----- Material for this task -----
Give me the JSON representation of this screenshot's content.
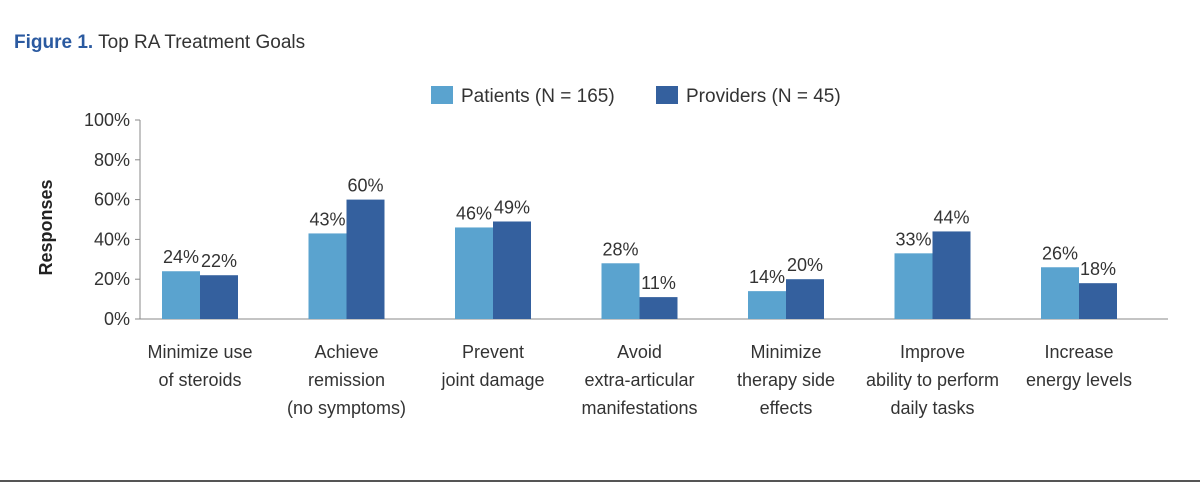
{
  "figure": {
    "label": "Figure 1.",
    "title": "Top RA Treatment Goals"
  },
  "chart_data": {
    "type": "bar",
    "title": "Top RA Treatment Goals",
    "ylabel": "Responses",
    "xlabel": "",
    "ylim": [
      0,
      100
    ],
    "yticks": [
      "0%",
      "20%",
      "40%",
      "60%",
      "80%",
      "100%"
    ],
    "y_tick_values": [
      0,
      20,
      40,
      60,
      80,
      100
    ],
    "grid": false,
    "legend_position": "top-center",
    "categories": [
      [
        "Minimize use",
        "of steroids"
      ],
      [
        "Achieve",
        "remission",
        "(no symptoms)"
      ],
      [
        "Prevent",
        "joint damage"
      ],
      [
        "Avoid",
        "extra-articular",
        "manifestations"
      ],
      [
        "Minimize",
        "therapy side",
        "effects"
      ],
      [
        "Improve",
        "ability to perform",
        "daily tasks"
      ],
      [
        "Increase",
        "energy levels"
      ]
    ],
    "series": [
      {
        "name": "Patients (N = 165)",
        "color": "#5aa3cf",
        "values": [
          24,
          43,
          46,
          28,
          14,
          33,
          26
        ],
        "labels": [
          "24%",
          "43%",
          "46%",
          "28%",
          "14%",
          "33%",
          "26%"
        ]
      },
      {
        "name": "Providers (N = 45)",
        "color": "#34609e",
        "values": [
          22,
          60,
          49,
          11,
          20,
          44,
          18
        ],
        "labels": [
          "22%",
          "60%",
          "49%",
          "11%",
          "20%",
          "44%",
          "18%"
        ]
      }
    ]
  }
}
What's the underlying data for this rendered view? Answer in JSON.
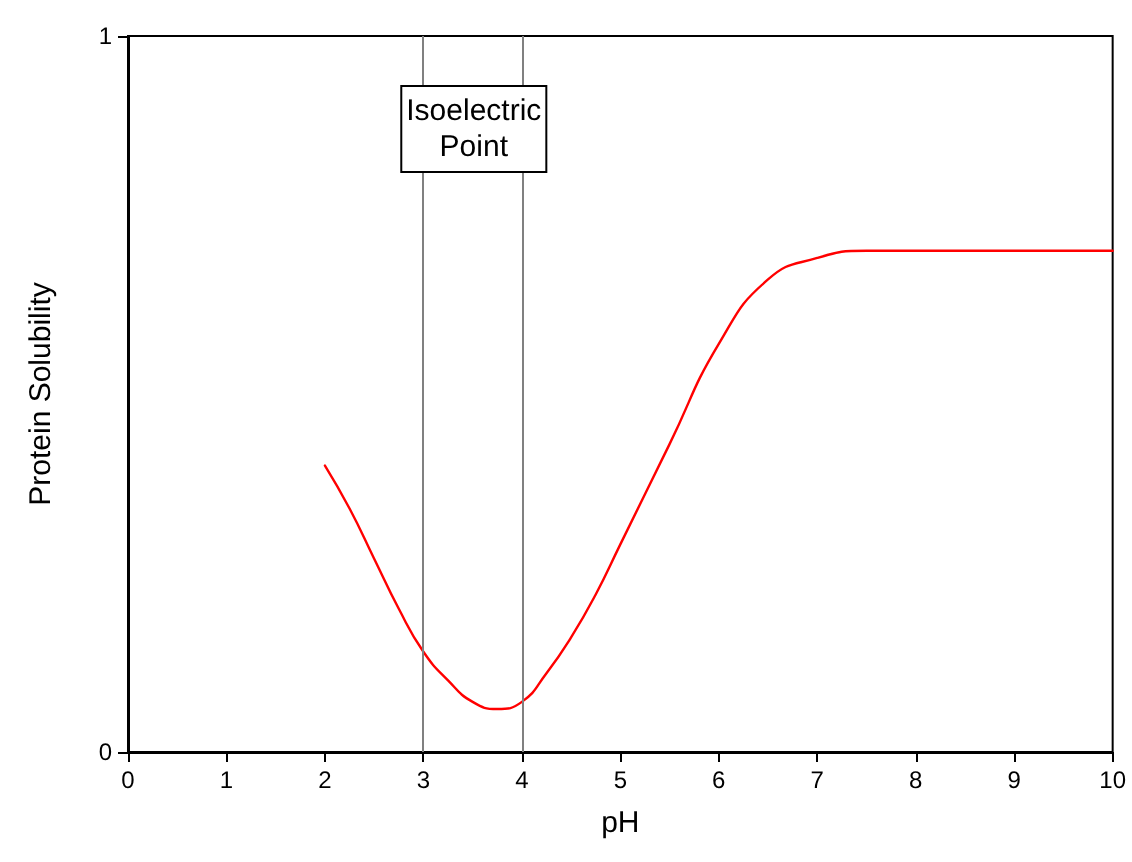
{
  "chart_data": {
    "type": "line",
    "xlabel": "pH",
    "ylabel": "Protein Solubility",
    "x": [
      2,
      2.25,
      2.5,
      2.75,
      3,
      3.25,
      3.5,
      3.75,
      4,
      4.25,
      4.5,
      4.75,
      5,
      5.5,
      6,
      6.5,
      7,
      7.5,
      8,
      9,
      10
    ],
    "series": [
      {
        "color": "#ff0000",
        "values": [
          0.4,
          0.34,
          0.27,
          0.2,
          0.14,
          0.1,
          0.07,
          0.06,
          0.07,
          0.11,
          0.16,
          0.22,
          0.29,
          0.43,
          0.57,
          0.66,
          0.69,
          0.7,
          0.7,
          0.7,
          0.7
        ]
      }
    ],
    "xlim": [
      0,
      10
    ],
    "xticks": [
      0,
      1,
      2,
      3,
      4,
      5,
      6,
      7,
      8,
      9,
      10
    ],
    "ylim": [
      0,
      1
    ],
    "yticks": [
      0,
      1
    ],
    "ref_lines": [
      {
        "axis": "x",
        "value": 3,
        "color": "#808080"
      },
      {
        "axis": "x",
        "value": 4,
        "color": "#808080"
      }
    ],
    "annotations": [
      "Isoelectric\nPoint"
    ],
    "grid": false,
    "marker": "none",
    "line_style": "solid"
  }
}
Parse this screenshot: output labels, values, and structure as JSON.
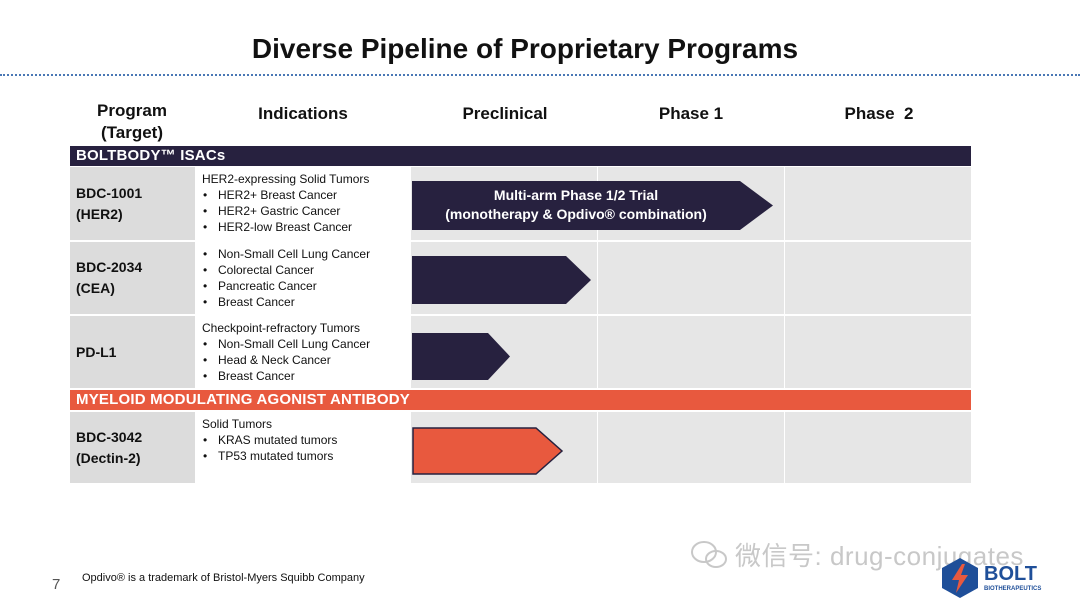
{
  "title": "Diverse Pipeline of Proprietary Programs",
  "columns": {
    "program_line1": "Program",
    "program_line2": "(Target)",
    "indications": "Indications",
    "preclinical": "Preclinical",
    "phase1": "Phase 1",
    "phase2": "Phase  2"
  },
  "sections": {
    "boltbody": "BOLTBODY™ ISACs",
    "myeloid": "MYELOID MODULATING AGONIST ANTIBODY"
  },
  "rows": [
    {
      "name": "BDC-1001",
      "target": "(HER2)",
      "ind_title": "HER2-expressing Solid Tumors",
      "items": [
        "HER2+ Breast Cancer",
        "HER2+ Gastric Cancer",
        "HER2-low Breast Cancer"
      ],
      "arrow_line1": "Multi-arm Phase 1/2 Trial",
      "arrow_line2": "(monotherapy & Opdivo® combination)"
    },
    {
      "name": "BDC-2034",
      "target": "(CEA)",
      "items": [
        "Non-Small Cell Lung Cancer",
        "Colorectal Cancer",
        "Pancreatic Cancer",
        "Breast Cancer"
      ]
    },
    {
      "name": "PD-L1",
      "ind_title": "Checkpoint-refractory Tumors",
      "items": [
        "Non-Small Cell Lung Cancer",
        "Head & Neck Cancer",
        "Breast Cancer"
      ]
    },
    {
      "name": "BDC-3042",
      "target": "(Dectin-2)",
      "ind_title": "Solid Tumors",
      "items": [
        "KRAS mutated tumors",
        "TP53 mutated tumors"
      ]
    }
  ],
  "colors": {
    "navy": "#27213f",
    "orange": "#e8593e",
    "accent_line": "#4a78b5"
  },
  "footnote": "Opdivo® is a trademark of Bristol-Myers Squibb Company",
  "page_number": "7",
  "watermark": "微信号: drug-conjugates",
  "logo": {
    "name": "BOLT",
    "sub": "BIOTHERAPEUTICS"
  }
}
-----
Assignment. Quote the records in their entirety, keeping the wording exact and excluding pictures.

Result below.
Give me the JSON representation of this screenshot's content.
{
  "figure": {
    "label": "Figure 1.",
    "title": "Top RA Treatment Goals"
  },
  "chart_data": {
    "type": "bar",
    "title": "Top RA Treatment Goals",
    "ylabel": "Responses",
    "xlabel": "",
    "ylim": [
      0,
      100
    ],
    "yticks": [
      "0%",
      "20%",
      "40%",
      "60%",
      "80%",
      "100%"
    ],
    "y_tick_values": [
      0,
      20,
      40,
      60,
      80,
      100
    ],
    "grid": false,
    "legend_position": "top-center",
    "categories": [
      [
        "Minimize use",
        "of steroids"
      ],
      [
        "Achieve",
        "remission",
        "(no symptoms)"
      ],
      [
        "Prevent",
        "joint damage"
      ],
      [
        "Avoid",
        "extra-articular",
        "manifestations"
      ],
      [
        "Minimize",
        "therapy side",
        "effects"
      ],
      [
        "Improve",
        "ability to perform",
        "daily tasks"
      ],
      [
        "Increase",
        "energy levels"
      ]
    ],
    "series": [
      {
        "name": "Patients (N = 165)",
        "color": "#5aa3cf",
        "values": [
          24,
          43,
          46,
          28,
          14,
          33,
          26
        ],
        "labels": [
          "24%",
          "43%",
          "46%",
          "28%",
          "14%",
          "33%",
          "26%"
        ]
      },
      {
        "name": "Providers (N = 45)",
        "color": "#34609e",
        "values": [
          22,
          60,
          49,
          11,
          20,
          44,
          18
        ],
        "labels": [
          "22%",
          "60%",
          "49%",
          "11%",
          "20%",
          "44%",
          "18%"
        ]
      }
    ]
  }
}
What's the underlying data for this rendered view? Answer in JSON.
{
  "chart_data": {
    "type": "line",
    "xlabel": "pH",
    "ylabel": "Protein Solubility",
    "x": [
      2,
      2.25,
      2.5,
      2.75,
      3,
      3.25,
      3.5,
      3.75,
      4,
      4.25,
      4.5,
      4.75,
      5,
      5.5,
      6,
      6.5,
      7,
      7.5,
      8,
      9,
      10
    ],
    "series": [
      {
        "color": "#ff0000",
        "values": [
          0.4,
          0.34,
          0.27,
          0.2,
          0.14,
          0.1,
          0.07,
          0.06,
          0.07,
          0.11,
          0.16,
          0.22,
          0.29,
          0.43,
          0.57,
          0.66,
          0.69,
          0.7,
          0.7,
          0.7,
          0.7
        ]
      }
    ],
    "xlim": [
      0,
      10
    ],
    "xticks": [
      0,
      1,
      2,
      3,
      4,
      5,
      6,
      7,
      8,
      9,
      10
    ],
    "ylim": [
      0,
      1
    ],
    "yticks": [
      0,
      1
    ],
    "ref_lines": [
      {
        "axis": "x",
        "value": 3,
        "color": "#808080"
      },
      {
        "axis": "x",
        "value": 4,
        "color": "#808080"
      }
    ],
    "annotations": [
      "Isoelectric\nPoint"
    ],
    "grid": false,
    "marker": "none",
    "line_style": "solid"
  }
}
Parse this screenshot: output labels, values, and structure as JSON.
{
  "title": "Diverse Pipeline of Proprietary Programs",
  "columns": {
    "program_line1": "Program",
    "program_line2": "(Target)",
    "indications": "Indications",
    "preclinical": "Preclinical",
    "phase1": "Phase 1",
    "phase2": "Phase  2"
  },
  "sections": {
    "boltbody": "BOLTBODY™ ISACs",
    "myeloid": "MYELOID MODULATING AGONIST ANTIBODY"
  },
  "rows": [
    {
      "name": "BDC-1001",
      "target": "(HER2)",
      "ind_title": "HER2-expressing Solid Tumors",
      "items": [
        "HER2+ Breast Cancer",
        "HER2+ Gastric Cancer",
        "HER2-low Breast Cancer"
      ],
      "arrow_line1": "Multi-arm Phase 1/2 Trial",
      "arrow_line2": "(monotherapy & Opdivo® combination)"
    },
    {
      "name": "BDC-2034",
      "target": "(CEA)",
      "items": [
        "Non-Small Cell Lung Cancer",
        "Colorectal Cancer",
        "Pancreatic Cancer",
        "Breast Cancer"
      ]
    },
    {
      "name": "PD-L1",
      "ind_title": "Checkpoint-refractory Tumors",
      "items": [
        "Non-Small Cell Lung Cancer",
        "Head & Neck Cancer",
        "Breast Cancer"
      ]
    },
    {
      "name": "BDC-3042",
      "target": "(Dectin-2)",
      "ind_title": "Solid Tumors",
      "items": [
        "KRAS mutated tumors",
        "TP53 mutated tumors"
      ]
    }
  ],
  "colors": {
    "navy": "#27213f",
    "orange": "#e8593e",
    "accent_line": "#4a78b5"
  },
  "footnote": "Opdivo® is a trademark of Bristol-Myers Squibb Company",
  "page_number": "7",
  "watermark": "微信号: drug-conjugates",
  "logo": {
    "name": "BOLT",
    "sub": "BIOTHERAPEUTICS"
  }
}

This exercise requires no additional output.